= Task objective =
Transcribe, word for word, every line from the one containing "Decode this image" through the final line of the records, and omit the pictures.

## START Records supplied

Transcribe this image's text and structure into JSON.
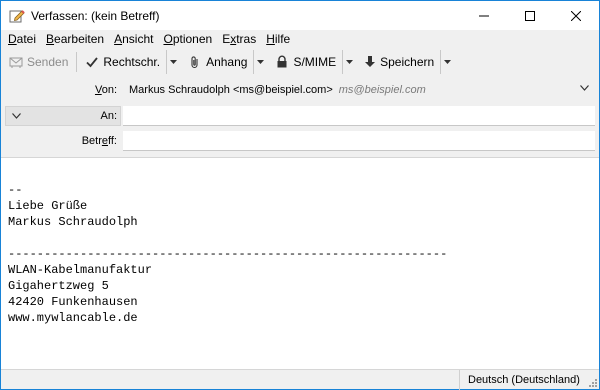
{
  "window": {
    "title": "Verfassen: (kein Betreff)",
    "icons": {
      "app": "compose-pencil-icon",
      "minimize": "minimize-icon",
      "maximize": "maximize-icon",
      "close": "close-icon"
    }
  },
  "menubar": {
    "items": [
      {
        "underline": "D",
        "rest": "atei"
      },
      {
        "underline": "B",
        "rest": "earbeiten"
      },
      {
        "underline": "A",
        "rest": "nsicht"
      },
      {
        "underline": "O",
        "rest": "ptionen"
      },
      {
        "before": "E",
        "underline": "x",
        "rest": "tras"
      },
      {
        "underline": "H",
        "rest": "ilfe"
      }
    ]
  },
  "toolbar": {
    "send": "Senden",
    "spellcheck": "Rechtschr.",
    "attach": "Anhang",
    "smime": "S/MIME",
    "save": "Speichern"
  },
  "headers": {
    "from": {
      "label_u": "V",
      "label_rest": "on:",
      "identity": "Markus Schraudolph <ms@beispiel.com>",
      "placeholder": "ms@beispiel.com"
    },
    "to": {
      "label": "An:"
    },
    "subject": {
      "label_before": "Betr",
      "label_u": "e",
      "label_rest": "ff:",
      "value": ""
    }
  },
  "body": {
    "text": "--\nLiebe Grüße\nMarkus Schraudolph\n\n-------------------------------------------------------------\nWLAN-Kabelmanufaktur\nGigahertzweg 5\n42420 Funkenhausen\nwww.mywlancable.de"
  },
  "statusbar": {
    "language": "Deutsch (Deutschland)"
  },
  "colors": {
    "window_border": "#1883d7",
    "chrome": "#f0f0f0",
    "disabled_text": "#8c8c8c"
  }
}
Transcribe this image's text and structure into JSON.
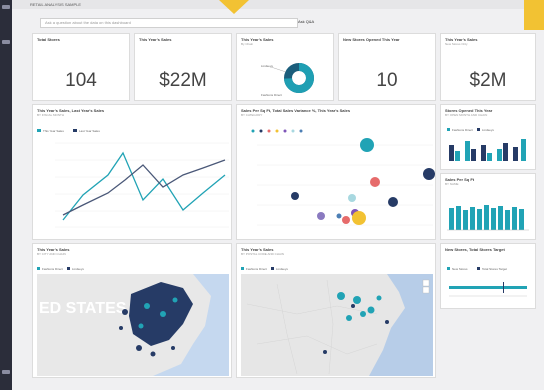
{
  "window_title": "RETAIL ANALYSIS SAMPLE",
  "qna": {
    "placeholder": "Ask a question about the data on this dashboard",
    "button_label": "Ask Q&A"
  },
  "kpi": [
    {
      "title": "Total Stores",
      "value": "104"
    },
    {
      "title": "This Year's Sales",
      "value": "$22M"
    },
    {
      "title": "New Stores Opened This Year",
      "value": "10"
    },
    {
      "title": "This Year's Sales",
      "subtitle": "New Stores Only",
      "value": "$2M"
    }
  ],
  "donut_tile": {
    "title": "This Year's Sales",
    "subtitle": "By Chain",
    "labels": [
      "Fashions Direct",
      "Lindseys"
    ],
    "colors": {
      "primary": "#1f9fb3",
      "secondary": "#1b5e7c"
    }
  },
  "line_tile": {
    "title": "This Year's Sales, Last Year's Sales",
    "subtitle": "BY FISCAL MONTH",
    "legend": [
      "This Year Sales",
      "Last Year Sales"
    ]
  },
  "scatter_tile": {
    "title": "Sales Per Sq Ft, Total Sales Variance %, This Year's Sales",
    "subtitle": "BY CATEGORY"
  },
  "bar1_tile": {
    "title": "Stores Opened This Year",
    "subtitle": "BY OPEN MONTH AND CHAIN",
    "legend": [
      "Fashions Direct",
      "Lindseys"
    ]
  },
  "bar2_tile": {
    "title": "Sales Per Sq Ft",
    "subtitle": "BY NAME"
  },
  "map1_tile": {
    "title": "This Year's Sales",
    "subtitle": "BY CITY AND CHAIN",
    "legend": [
      "Fashions Direct",
      "Lindseys"
    ],
    "map_label": "ED STATES"
  },
  "map2_tile": {
    "title": "This Year's Sales",
    "subtitle": "BY POSTAL CODE AND CHAIN",
    "legend": [
      "Fashions Direct",
      "Lindseys"
    ]
  },
  "gauge_tile": {
    "title": "New Stores, Total Stores Target",
    "legend": [
      "New Stores",
      "Total Stores Target"
    ]
  },
  "colors": {
    "teal": "#21a3b5",
    "navy": "#263b66",
    "accent": "#f2c233",
    "sidebar": "#2b2d3a"
  }
}
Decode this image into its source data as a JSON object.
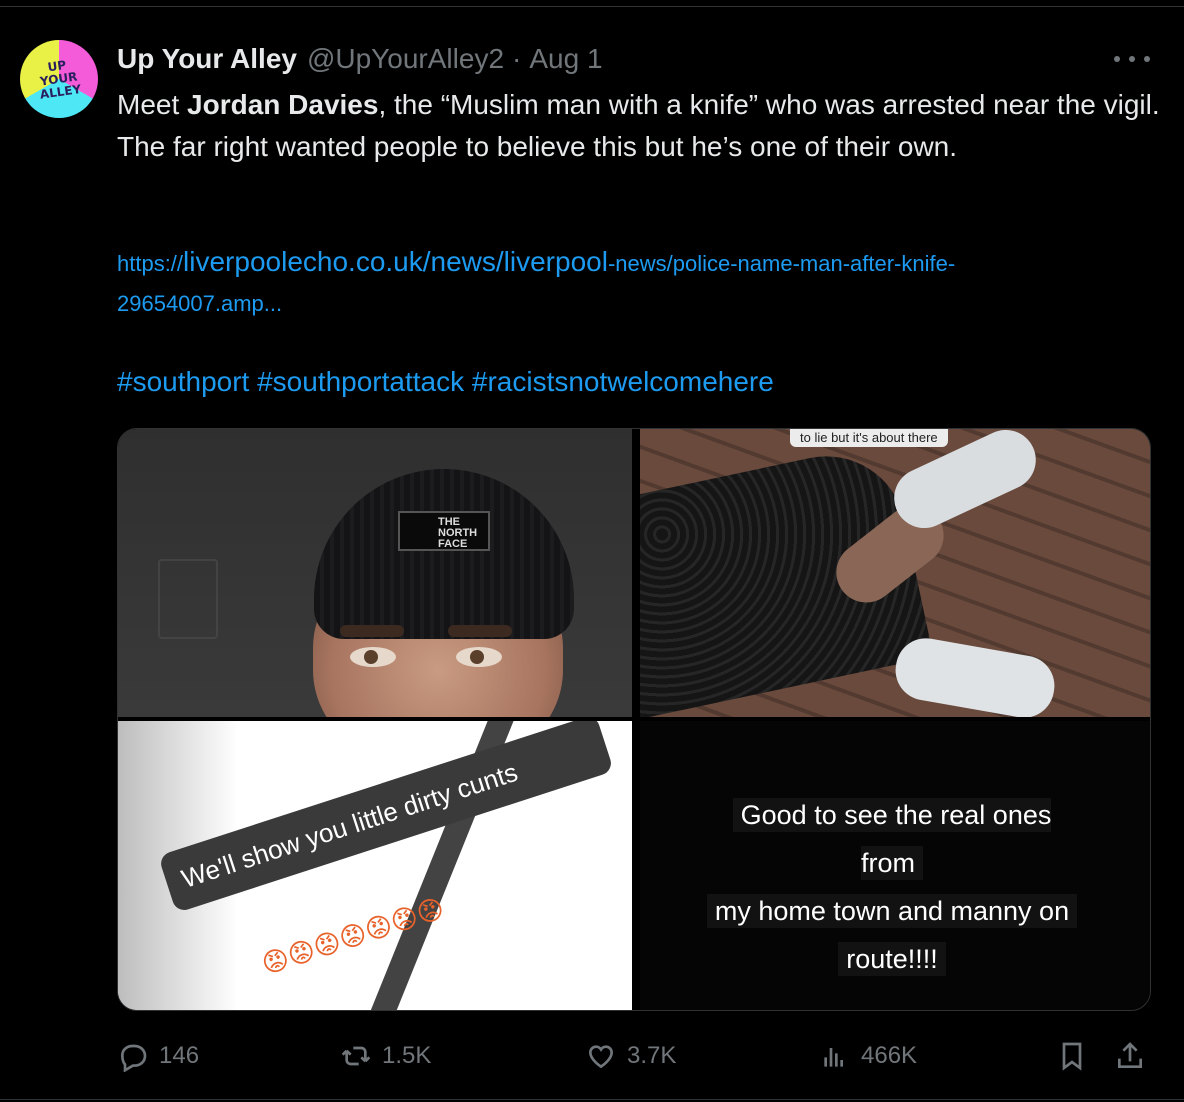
{
  "tweet": {
    "author_name": "Up Your Alley",
    "handle": "@UpYourAlley2",
    "separator": "·",
    "date": "Aug 1",
    "avatar_text": [
      "UP",
      "YOUR",
      "ALLEY"
    ],
    "text_before": "Meet ",
    "text_bold": "Jordan Davies",
    "text_after": ", the “Muslim man with a knife” who was arrested near the vigil. The far right wanted people to believe this but he’s one of their own.",
    "link": {
      "scheme": "https://",
      "domain": "liverpoolecho.co.uk/news/liverpool",
      "path": "-news/police-name-man-after-knife-",
      "path2": "29654007.amp..."
    },
    "hashtags": "#southport #southportattack #racistsnotwelcomehere"
  },
  "media": {
    "beanie_logo": "THE NORTH FACE",
    "top_right_caption": "to lie but it's about there",
    "bottom_left_caption": "We'll show you little dirty cunts",
    "bottom_left_emojis": "😡😡😡😡😡😡😡",
    "bottom_right_caption": [
      "Good to see the real ones from",
      "my home town and manny on",
      "route!!!!"
    ]
  },
  "actions": {
    "replies": "146",
    "retweets": "1.5K",
    "likes": "3.7K",
    "views": "466K"
  },
  "icons": {
    "reply": "reply-icon",
    "retweet": "retweet-icon",
    "like": "heart-icon",
    "views": "views-icon",
    "bookmark": "bookmark-icon",
    "share": "share-icon",
    "more": "more-icon"
  },
  "colors": {
    "background": "#000000",
    "text": "#e7e9ea",
    "muted": "#71767b",
    "link": "#1d9bf0",
    "border": "#2f3336"
  }
}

## END Records supplied

= Worked answer =
Decode this image into its source data as a JSON object.
{
  "tweet": {
    "author_name": "Up Your Alley",
    "handle": "@UpYourAlley2",
    "separator": "·",
    "date": "Aug 1",
    "avatar_text": [
      "UP",
      "YOUR",
      "ALLEY"
    ],
    "text_before": "Meet ",
    "text_bold": "Jordan Davies",
    "text_after": ", the “Muslim man with a knife” who was arrested near the vigil. The far right wanted people to believe this but he’s one of their own.",
    "link": {
      "scheme": "https://",
      "domain": "liverpoolecho.co.uk/news/liverpool",
      "path": "-news/police-name-man-after-knife-",
      "path2": "29654007.amp..."
    },
    "hashtags": "#southport #southportattack #racistsnotwelcomehere"
  },
  "media": {
    "beanie_logo": "THE NORTH FACE",
    "top_right_caption": "to lie but it's about there",
    "bottom_left_caption": "We'll show you little dirty cunts",
    "bottom_left_emojis": "😡😡😡😡😡😡😡",
    "bottom_right_caption": [
      "Good to see the real ones from",
      "my home town and manny on",
      "route!!!!"
    ]
  },
  "actions": {
    "replies": "146",
    "retweets": "1.5K",
    "likes": "3.7K",
    "views": "466K"
  },
  "icons": {
    "reply": "reply-icon",
    "retweet": "retweet-icon",
    "like": "heart-icon",
    "views": "views-icon",
    "bookmark": "bookmark-icon",
    "share": "share-icon",
    "more": "more-icon"
  },
  "colors": {
    "background": "#000000",
    "text": "#e7e9ea",
    "muted": "#71767b",
    "link": "#1d9bf0",
    "border": "#2f3336"
  }
}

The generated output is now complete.